## Work instructions
Take every line from the listing below that includes "Sforza" and copy it.

## Given entries

━━━━━━━━━━━━━━━━━━━━━━━━━━━━━━

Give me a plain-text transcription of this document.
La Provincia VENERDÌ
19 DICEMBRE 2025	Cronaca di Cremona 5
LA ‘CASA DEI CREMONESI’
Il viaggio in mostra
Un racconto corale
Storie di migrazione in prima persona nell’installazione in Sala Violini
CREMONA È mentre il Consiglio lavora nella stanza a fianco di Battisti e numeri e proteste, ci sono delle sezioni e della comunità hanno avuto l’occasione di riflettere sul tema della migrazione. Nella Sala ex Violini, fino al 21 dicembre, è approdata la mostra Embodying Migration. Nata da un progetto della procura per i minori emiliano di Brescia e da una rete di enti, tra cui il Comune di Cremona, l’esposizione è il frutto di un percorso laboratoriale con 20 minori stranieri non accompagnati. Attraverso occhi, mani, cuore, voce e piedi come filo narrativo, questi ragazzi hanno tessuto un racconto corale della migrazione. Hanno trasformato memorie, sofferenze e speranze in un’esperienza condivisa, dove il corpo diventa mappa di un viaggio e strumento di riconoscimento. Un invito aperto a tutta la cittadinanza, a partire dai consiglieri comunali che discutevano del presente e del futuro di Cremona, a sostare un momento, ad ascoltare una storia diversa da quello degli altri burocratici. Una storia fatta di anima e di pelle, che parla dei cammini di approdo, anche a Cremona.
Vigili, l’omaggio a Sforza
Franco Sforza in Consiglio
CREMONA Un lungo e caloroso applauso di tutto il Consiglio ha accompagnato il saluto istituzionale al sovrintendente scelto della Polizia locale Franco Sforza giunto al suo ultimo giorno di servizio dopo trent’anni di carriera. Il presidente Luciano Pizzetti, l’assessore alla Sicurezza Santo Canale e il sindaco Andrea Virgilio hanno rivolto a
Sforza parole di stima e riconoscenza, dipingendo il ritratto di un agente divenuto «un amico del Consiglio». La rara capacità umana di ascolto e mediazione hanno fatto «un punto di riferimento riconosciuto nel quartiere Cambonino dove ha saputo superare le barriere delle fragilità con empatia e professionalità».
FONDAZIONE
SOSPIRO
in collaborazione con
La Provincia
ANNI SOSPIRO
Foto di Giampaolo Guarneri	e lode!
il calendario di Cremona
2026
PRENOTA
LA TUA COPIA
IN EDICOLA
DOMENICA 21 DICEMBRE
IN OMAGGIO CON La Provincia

━━━━━━━━━━━━━━━━━━━━━━━━━━━━━━

## Answer for this exercise
Vigili, l’omaggio a Sforza
Franco Sforza in Consiglio
CREMONA Un lungo e caloroso applauso di tutto il Consiglio ha accompagnato il saluto istituzionale al sovrintendente scelto della Polizia locale Franco Sforza giunto al suo ultimo giorno di servizio dopo trent’anni di carriera. Il presidente Luciano Pizzetti, l’assessore alla Sicurezza Santo Canale e il sindaco Andrea Virgilio hanno rivolto a
Sforza parole di stima e riconoscenza, dipingendo il ritratto di un agente divenuto «un amico del Consiglio». La rara capacità umana di ascolto e mediazione hanno fatto «un punto di riferimento riconosciuto nel quartiere Cambonino dove ha saputo superare le barriere delle fragilità con empatia e professionalità».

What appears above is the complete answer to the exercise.